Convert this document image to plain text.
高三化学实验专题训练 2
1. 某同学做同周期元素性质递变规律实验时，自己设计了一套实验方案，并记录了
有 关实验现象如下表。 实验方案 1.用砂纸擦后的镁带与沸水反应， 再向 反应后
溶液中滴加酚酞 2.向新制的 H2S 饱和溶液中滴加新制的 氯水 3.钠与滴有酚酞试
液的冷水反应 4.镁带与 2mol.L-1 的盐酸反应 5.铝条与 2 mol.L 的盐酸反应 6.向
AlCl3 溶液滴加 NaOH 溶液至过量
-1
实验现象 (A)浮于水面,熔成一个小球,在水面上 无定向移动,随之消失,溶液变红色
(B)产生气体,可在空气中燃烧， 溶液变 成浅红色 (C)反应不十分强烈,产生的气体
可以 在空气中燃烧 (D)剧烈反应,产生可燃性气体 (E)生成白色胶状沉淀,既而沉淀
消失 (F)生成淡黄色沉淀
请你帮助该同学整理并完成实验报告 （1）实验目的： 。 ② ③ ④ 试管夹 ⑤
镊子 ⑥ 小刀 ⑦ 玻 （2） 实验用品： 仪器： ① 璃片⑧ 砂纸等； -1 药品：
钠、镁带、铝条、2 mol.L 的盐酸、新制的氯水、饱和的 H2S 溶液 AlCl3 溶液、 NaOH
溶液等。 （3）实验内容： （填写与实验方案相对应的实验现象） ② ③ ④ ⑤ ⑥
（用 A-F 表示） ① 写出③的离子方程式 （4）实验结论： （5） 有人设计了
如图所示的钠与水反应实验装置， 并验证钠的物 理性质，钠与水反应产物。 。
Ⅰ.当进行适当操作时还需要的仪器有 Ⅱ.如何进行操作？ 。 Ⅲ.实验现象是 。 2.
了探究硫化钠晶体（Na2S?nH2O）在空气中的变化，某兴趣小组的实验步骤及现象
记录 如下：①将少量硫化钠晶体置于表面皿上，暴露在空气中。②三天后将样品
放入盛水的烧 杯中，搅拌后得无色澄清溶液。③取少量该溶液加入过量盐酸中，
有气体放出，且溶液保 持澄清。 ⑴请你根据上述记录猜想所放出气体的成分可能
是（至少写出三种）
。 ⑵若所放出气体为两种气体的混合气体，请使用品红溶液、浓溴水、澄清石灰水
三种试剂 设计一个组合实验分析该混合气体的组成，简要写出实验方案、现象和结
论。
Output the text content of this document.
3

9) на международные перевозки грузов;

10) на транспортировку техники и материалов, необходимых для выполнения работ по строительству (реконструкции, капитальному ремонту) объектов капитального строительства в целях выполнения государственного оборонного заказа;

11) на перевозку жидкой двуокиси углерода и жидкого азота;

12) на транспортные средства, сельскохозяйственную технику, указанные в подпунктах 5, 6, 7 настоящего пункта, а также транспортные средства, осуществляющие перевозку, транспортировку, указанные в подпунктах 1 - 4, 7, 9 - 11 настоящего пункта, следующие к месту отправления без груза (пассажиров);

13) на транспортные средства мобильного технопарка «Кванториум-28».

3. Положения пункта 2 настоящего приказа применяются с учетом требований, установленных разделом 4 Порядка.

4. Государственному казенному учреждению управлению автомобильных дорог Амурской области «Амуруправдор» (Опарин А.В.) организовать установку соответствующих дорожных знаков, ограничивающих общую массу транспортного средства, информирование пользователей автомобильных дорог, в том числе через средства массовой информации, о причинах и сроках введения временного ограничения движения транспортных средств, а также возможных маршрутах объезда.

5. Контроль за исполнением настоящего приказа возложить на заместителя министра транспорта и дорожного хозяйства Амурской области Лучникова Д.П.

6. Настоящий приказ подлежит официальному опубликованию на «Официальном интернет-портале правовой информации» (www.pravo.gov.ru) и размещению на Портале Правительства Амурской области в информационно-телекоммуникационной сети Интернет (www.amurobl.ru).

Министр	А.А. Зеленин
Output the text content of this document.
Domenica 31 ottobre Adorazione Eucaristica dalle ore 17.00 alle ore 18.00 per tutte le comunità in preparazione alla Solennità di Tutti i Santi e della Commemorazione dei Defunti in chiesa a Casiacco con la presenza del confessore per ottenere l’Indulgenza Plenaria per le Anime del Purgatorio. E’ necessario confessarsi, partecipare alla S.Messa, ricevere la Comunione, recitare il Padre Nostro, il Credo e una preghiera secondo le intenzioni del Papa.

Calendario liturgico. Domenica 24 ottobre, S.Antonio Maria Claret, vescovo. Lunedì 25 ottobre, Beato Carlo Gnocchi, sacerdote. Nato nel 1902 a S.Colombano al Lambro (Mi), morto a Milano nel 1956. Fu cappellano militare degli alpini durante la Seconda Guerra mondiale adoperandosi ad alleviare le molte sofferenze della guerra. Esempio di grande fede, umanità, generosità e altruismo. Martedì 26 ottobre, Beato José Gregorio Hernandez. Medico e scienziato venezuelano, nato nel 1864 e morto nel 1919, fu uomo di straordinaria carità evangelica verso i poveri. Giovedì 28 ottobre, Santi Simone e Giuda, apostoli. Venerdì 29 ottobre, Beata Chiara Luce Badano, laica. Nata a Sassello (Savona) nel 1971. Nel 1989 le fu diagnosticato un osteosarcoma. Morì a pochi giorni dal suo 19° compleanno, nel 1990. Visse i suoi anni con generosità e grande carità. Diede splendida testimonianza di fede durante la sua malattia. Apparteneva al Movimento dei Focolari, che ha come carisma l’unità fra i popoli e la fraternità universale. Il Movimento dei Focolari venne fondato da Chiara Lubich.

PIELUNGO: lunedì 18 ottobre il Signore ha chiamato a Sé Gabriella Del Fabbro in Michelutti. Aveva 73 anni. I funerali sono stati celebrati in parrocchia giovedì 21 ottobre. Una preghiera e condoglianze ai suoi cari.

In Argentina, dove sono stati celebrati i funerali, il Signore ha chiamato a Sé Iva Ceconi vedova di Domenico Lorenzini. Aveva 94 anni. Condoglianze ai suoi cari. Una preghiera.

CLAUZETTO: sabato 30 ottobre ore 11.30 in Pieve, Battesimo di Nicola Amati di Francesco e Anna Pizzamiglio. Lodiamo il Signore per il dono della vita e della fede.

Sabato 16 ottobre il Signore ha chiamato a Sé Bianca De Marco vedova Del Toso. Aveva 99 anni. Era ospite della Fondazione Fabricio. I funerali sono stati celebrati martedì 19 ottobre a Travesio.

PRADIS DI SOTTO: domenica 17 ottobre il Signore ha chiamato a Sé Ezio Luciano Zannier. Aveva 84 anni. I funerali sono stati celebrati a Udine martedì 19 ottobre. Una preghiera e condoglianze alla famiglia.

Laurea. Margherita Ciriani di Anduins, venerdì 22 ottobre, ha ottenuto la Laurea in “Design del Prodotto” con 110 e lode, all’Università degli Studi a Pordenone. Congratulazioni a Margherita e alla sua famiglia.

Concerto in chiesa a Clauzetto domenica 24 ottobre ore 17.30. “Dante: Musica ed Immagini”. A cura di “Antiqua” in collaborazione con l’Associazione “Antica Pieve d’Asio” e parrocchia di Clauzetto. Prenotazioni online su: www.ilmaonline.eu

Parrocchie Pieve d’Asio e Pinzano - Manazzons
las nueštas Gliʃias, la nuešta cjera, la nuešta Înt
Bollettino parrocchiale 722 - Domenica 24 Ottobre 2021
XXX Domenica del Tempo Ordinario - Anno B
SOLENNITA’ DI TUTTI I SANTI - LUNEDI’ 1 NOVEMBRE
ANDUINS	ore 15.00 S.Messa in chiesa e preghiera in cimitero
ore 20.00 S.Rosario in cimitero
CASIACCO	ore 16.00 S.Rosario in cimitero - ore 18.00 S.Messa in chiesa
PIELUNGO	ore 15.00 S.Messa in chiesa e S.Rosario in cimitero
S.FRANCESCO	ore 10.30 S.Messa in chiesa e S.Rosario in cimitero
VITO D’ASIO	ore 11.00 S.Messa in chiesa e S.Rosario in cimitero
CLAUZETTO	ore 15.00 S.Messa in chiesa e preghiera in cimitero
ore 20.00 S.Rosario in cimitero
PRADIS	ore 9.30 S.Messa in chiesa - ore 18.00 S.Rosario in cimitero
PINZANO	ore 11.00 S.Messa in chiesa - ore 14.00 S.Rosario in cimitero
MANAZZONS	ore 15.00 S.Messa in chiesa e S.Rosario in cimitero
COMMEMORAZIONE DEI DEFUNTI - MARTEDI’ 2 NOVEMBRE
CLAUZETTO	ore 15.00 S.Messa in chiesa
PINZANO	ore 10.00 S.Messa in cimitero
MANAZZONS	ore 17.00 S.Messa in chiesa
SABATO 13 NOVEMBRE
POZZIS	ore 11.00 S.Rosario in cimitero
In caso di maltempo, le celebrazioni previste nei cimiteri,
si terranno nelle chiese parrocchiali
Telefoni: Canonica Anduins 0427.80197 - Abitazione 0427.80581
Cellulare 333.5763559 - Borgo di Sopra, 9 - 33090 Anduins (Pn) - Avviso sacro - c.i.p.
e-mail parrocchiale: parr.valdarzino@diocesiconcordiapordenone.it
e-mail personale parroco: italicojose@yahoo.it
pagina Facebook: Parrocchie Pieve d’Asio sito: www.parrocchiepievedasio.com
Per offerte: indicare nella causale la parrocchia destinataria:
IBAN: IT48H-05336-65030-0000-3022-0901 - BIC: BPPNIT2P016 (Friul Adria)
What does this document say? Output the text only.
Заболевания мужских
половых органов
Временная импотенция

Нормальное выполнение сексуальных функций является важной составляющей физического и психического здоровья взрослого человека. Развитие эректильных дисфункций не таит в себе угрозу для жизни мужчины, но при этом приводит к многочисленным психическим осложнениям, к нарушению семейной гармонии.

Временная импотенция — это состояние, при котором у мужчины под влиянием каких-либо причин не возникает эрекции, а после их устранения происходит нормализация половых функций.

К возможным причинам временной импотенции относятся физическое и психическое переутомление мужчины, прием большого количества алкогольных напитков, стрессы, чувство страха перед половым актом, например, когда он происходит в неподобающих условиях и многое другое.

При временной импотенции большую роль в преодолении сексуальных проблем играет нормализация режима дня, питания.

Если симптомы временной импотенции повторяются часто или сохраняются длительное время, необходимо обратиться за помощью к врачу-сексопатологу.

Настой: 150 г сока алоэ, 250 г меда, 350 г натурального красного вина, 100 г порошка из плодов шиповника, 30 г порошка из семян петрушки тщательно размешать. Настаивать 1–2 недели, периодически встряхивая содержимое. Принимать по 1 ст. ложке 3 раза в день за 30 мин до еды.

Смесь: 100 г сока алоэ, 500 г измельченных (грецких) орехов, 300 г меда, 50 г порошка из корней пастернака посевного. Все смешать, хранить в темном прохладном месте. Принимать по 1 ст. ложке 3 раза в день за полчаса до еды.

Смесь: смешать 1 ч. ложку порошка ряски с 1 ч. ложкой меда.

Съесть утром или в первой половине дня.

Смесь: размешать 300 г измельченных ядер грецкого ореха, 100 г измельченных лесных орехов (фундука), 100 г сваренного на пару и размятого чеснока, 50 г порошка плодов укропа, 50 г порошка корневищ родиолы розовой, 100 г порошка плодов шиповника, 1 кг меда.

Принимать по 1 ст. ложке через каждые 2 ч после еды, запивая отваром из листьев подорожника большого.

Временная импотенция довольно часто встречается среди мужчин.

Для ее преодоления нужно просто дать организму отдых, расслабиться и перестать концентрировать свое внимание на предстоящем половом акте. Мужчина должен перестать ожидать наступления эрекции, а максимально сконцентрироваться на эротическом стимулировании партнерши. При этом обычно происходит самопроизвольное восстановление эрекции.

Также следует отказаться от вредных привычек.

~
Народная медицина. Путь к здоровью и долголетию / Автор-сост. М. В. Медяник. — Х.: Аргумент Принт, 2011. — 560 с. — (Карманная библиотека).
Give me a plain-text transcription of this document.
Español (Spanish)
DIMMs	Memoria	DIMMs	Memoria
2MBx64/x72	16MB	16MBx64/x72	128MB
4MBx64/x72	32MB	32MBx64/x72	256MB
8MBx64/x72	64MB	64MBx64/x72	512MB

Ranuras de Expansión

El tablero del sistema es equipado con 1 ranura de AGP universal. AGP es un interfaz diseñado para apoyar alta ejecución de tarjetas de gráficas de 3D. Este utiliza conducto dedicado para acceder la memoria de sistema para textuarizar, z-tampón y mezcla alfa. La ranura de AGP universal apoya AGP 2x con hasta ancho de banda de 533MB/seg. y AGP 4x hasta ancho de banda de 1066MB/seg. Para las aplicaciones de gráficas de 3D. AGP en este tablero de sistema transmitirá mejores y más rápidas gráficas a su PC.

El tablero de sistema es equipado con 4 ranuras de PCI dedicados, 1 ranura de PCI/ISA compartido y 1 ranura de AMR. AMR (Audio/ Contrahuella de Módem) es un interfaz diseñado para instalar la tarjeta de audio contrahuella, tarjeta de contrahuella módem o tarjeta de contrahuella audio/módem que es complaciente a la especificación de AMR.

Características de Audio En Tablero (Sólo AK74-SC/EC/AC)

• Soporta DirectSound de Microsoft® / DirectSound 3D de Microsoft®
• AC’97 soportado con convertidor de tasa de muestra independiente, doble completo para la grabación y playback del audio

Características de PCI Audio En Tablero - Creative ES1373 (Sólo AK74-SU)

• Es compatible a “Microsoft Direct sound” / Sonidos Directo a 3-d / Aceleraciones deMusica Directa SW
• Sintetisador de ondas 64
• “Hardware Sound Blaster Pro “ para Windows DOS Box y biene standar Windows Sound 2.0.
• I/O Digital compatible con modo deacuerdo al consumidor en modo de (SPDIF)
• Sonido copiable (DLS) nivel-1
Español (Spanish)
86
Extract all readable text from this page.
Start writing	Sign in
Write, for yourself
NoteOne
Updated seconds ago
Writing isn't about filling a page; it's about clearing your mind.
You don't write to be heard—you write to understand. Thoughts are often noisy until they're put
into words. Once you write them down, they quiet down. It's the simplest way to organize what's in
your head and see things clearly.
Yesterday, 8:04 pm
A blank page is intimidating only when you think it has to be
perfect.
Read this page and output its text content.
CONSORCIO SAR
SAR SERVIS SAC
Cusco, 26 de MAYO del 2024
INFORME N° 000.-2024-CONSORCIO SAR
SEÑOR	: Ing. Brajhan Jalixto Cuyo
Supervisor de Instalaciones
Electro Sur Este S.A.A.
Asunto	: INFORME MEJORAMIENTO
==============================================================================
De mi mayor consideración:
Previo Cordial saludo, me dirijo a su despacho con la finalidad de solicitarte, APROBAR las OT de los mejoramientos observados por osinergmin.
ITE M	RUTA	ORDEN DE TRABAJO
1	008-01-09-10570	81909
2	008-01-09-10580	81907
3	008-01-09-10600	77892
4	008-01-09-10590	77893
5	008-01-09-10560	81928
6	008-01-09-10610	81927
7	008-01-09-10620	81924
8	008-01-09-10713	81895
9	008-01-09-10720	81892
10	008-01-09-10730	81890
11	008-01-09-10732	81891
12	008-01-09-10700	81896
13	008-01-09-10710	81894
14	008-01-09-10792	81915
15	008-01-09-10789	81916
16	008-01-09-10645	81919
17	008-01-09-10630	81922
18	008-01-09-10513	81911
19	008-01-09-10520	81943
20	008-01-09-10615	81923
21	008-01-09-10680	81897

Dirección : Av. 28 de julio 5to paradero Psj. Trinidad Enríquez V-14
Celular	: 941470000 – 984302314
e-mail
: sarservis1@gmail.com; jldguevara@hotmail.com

------------------------------------------------------------------------

[What you need to do] Identify each line in the records above containing the word "плодов"; copy those lines.

[Correct result]
Настой: 150 г сока алоэ, 250 г меда, 350 г натурального красного вина, 100 г порошка из плодов шиповника, 30 г порошка из семян петрушки тщательно размешать. Настаивать 1–2 недели, периодически встряхивая содержимое. Принимать по 1 ст. ложке 3 раза в день за 30 мин до еды.
Смесь: размешать 300 г измельченных ядер грецкого ореха, 100 г измельченных лесных орехов (фундука), 100 г сваренного на пару и размятого чеснока, 50 г порошка плодов укропа, 50 г порошка корневищ родиолы розовой, 100 г порошка плодов шиповника, 1 кг меда.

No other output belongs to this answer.